- _STATED GOAL_
Go through the listing and write out all of it exactly.

- _EXERCISE MATERIALS_

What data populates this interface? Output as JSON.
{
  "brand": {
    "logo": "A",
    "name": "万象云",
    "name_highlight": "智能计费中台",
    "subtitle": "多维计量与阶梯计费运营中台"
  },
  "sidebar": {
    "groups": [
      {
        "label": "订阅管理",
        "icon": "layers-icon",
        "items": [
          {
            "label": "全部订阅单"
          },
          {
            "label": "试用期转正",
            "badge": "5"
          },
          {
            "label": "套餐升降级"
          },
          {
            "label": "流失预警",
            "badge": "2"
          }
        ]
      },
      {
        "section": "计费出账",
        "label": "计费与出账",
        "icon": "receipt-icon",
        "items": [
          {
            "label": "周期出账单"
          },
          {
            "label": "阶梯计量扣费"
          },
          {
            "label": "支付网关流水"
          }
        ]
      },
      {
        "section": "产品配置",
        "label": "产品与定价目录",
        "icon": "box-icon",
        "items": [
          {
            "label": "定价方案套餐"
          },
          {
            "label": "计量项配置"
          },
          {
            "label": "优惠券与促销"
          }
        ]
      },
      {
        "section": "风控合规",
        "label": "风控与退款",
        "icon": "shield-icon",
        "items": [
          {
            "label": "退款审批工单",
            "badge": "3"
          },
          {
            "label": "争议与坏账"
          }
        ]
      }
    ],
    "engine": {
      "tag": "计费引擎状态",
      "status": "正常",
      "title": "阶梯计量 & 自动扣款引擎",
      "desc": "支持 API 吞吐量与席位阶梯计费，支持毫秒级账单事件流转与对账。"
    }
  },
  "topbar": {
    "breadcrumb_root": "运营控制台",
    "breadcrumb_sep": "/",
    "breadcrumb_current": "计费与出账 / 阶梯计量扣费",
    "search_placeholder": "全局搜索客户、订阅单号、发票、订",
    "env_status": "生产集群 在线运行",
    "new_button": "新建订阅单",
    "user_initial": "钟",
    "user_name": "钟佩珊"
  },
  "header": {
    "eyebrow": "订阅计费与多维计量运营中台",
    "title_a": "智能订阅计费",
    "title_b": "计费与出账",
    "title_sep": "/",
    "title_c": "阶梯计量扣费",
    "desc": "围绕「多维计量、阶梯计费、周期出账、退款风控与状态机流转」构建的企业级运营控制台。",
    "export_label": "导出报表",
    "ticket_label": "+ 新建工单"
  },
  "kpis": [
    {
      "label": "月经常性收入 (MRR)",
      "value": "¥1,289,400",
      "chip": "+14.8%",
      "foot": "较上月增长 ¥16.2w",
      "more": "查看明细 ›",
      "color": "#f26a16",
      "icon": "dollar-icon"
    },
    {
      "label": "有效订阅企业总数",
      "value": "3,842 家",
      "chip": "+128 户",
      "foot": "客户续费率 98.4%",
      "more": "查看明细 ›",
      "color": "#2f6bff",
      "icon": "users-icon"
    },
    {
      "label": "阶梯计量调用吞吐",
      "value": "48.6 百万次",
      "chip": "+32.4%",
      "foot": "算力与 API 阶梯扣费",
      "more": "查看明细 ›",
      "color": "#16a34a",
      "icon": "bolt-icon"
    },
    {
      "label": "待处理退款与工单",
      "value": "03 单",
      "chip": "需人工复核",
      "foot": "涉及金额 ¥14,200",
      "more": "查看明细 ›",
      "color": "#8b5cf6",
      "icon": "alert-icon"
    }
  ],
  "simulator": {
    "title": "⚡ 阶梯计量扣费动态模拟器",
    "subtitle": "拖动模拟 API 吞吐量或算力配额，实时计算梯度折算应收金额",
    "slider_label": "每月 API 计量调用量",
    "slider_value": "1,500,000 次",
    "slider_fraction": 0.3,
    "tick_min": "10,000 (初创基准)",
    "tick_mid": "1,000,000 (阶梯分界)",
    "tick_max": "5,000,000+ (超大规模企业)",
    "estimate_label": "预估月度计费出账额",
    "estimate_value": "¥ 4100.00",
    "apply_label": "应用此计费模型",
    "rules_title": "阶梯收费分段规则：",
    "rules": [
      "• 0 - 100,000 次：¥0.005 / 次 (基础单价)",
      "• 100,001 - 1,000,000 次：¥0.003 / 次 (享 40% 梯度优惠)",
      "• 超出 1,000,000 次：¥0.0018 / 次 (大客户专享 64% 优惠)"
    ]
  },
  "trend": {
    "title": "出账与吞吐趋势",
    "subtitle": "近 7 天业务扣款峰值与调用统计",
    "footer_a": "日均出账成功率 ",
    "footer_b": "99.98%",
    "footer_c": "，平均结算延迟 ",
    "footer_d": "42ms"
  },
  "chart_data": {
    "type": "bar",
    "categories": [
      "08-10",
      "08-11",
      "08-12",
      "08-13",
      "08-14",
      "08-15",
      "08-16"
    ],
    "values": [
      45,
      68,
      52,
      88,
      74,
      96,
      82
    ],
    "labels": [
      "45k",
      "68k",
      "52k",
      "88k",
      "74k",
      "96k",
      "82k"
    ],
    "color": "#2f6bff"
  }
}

- _TASK SOLUTION_
What data populates this interface? Output as JSON.
{
  "brand": {
    "logo": "A",
    "name": "万象云",
    "name_highlight": "智能计费中台",
    "subtitle": "多维计量与阶梯计费运营中台"
  },
  "sidebar": {
    "groups": [
      {
        "label": "订阅管理",
        "icon": "layers-icon",
        "items": [
          {
            "label": "全部订阅单"
          },
          {
            "label": "试用期转正",
            "badge": "5"
          },
          {
            "label": "套餐升降级"
          },
          {
            "label": "流失预警",
            "badge": "2"
          }
        ]
      },
      {
        "section": "计费出账",
        "label": "计费与出账",
        "icon": "receipt-icon",
        "items": [
          {
            "label": "周期出账单"
          },
          {
            "label": "阶梯计量扣费"
          },
          {
            "label": "支付网关流水"
          }
        ]
      },
      {
        "section": "产品配置",
        "label": "产品与定价目录",
        "icon": "box-icon",
        "items": [
          {
            "label": "定价方案套餐"
          },
          {
            "label": "计量项配置"
          },
          {
            "label": "优惠券与促销"
          }
        ]
      },
      {
        "section": "风控合规",
        "label": "风控与退款",
        "icon": "shield-icon",
        "items": [
          {
            "label": "退款审批工单",
            "badge": "3"
          },
          {
            "label": "争议与坏账"
          }
        ]
      }
    ],
    "engine": {
      "tag": "计费引擎状态",
      "status": "正常",
      "title": "阶梯计量 & 自动扣款引擎",
      "desc": "支持 API 吞吐量与席位阶梯计费，支持毫秒级账单事件流转与对账。"
    }
  },
  "topbar": {
    "breadcrumb_root": "运营控制台",
    "breadcrumb_sep": "/",
    "breadcrumb_current": "计费与出账 / 阶梯计量扣费",
    "search_placeholder": "全局搜索客户、订阅单号、发票、订",
    "env_status": "生产集群 在线运行",
    "new_button": "新建订阅单",
    "user_initial": "钟",
    "user_name": "钟佩珊"
  },
  "header": {
    "eyebrow": "订阅计费与多维计量运营中台",
    "title_a": "智能订阅计费",
    "title_b": "计费与出账",
    "title_sep": "/",
    "title_c": "阶梯计量扣费",
    "desc": "围绕「多维计量、阶梯计费、周期出账、退款风控与状态机流转」构建的企业级运营控制台。",
    "export_label": "导出报表",
    "ticket_label": "+ 新建工单"
  },
  "kpis": [
    {
      "label": "月经常性收入 (MRR)",
      "value": "¥1,289,400",
      "chip": "+14.8%",
      "foot": "较上月增长 ¥16.2w",
      "more": "查看明细 ›",
      "color": "#f26a16",
      "icon": "dollar-icon"
    },
    {
      "label": "有效订阅企业总数",
      "value": "3,842 家",
      "chip": "+128 户",
      "foot": "客户续费率 98.4%",
      "more": "查看明细 ›",
      "color": "#2f6bff",
      "icon": "users-icon"
    },
    {
      "label": "阶梯计量调用吞吐",
      "value": "48.6 百万次",
      "chip": "+32.4%",
      "foot": "算力与 API 阶梯扣费",
      "more": "查看明细 ›",
      "color": "#16a34a",
      "icon": "bolt-icon"
    },
    {
      "label": "待处理退款与工单",
      "value": "03 单",
      "chip": "需人工复核",
      "foot": "涉及金额 ¥14,200",
      "more": "查看明细 ›",
      "color": "#8b5cf6",
      "icon": "alert-icon"
    }
  ],
  "simulator": {
    "title": "⚡ 阶梯计量扣费动态模拟器",
    "subtitle": "拖动模拟 API 吞吐量或算力配额，实时计算梯度折算应收金额",
    "slider_label": "每月 API 计量调用量",
    "slider_value": "1,500,000 次",
    "slider_fraction": 0.3,
    "tick_min": "10,000 (初创基准)",
    "tick_mid": "1,000,000 (阶梯分界)",
    "tick_max": "5,000,000+ (超大规模企业)",
    "estimate_label": "预估月度计费出账额",
    "estimate_value": "¥ 4100.00",
    "apply_label": "应用此计费模型",
    "rules_title": "阶梯收费分段规则：",
    "rules": [
      "• 0 - 100,000 次：¥0.005 / 次 (基础单价)",
      "• 100,001 - 1,000,000 次：¥0.003 / 次 (享 40% 梯度优惠)",
      "• 超出 1,000,000 次：¥0.0018 / 次 (大客户专享 64% 优惠)"
    ]
  },
  "trend": {
    "title": "出账与吞吐趋势",
    "subtitle": "近 7 天业务扣款峰值与调用统计",
    "footer_a": "日均出账成功率 ",
    "footer_b": "99.98%",
    "footer_c": "，平均结算延迟 ",
    "footer_d": "42ms"
  },
  "chart_data": {
    "type": "bar",
    "categories": [
      "08-10",
      "08-11",
      "08-12",
      "08-13",
      "08-14",
      "08-15",
      "08-16"
    ],
    "values": [
      45,
      68,
      52,
      88,
      74,
      96,
      82
    ],
    "labels": [
      "45k",
      "68k",
      "52k",
      "88k",
      "74k",
      "96k",
      "82k"
    ],
    "color": "#2f6bff"
  }
}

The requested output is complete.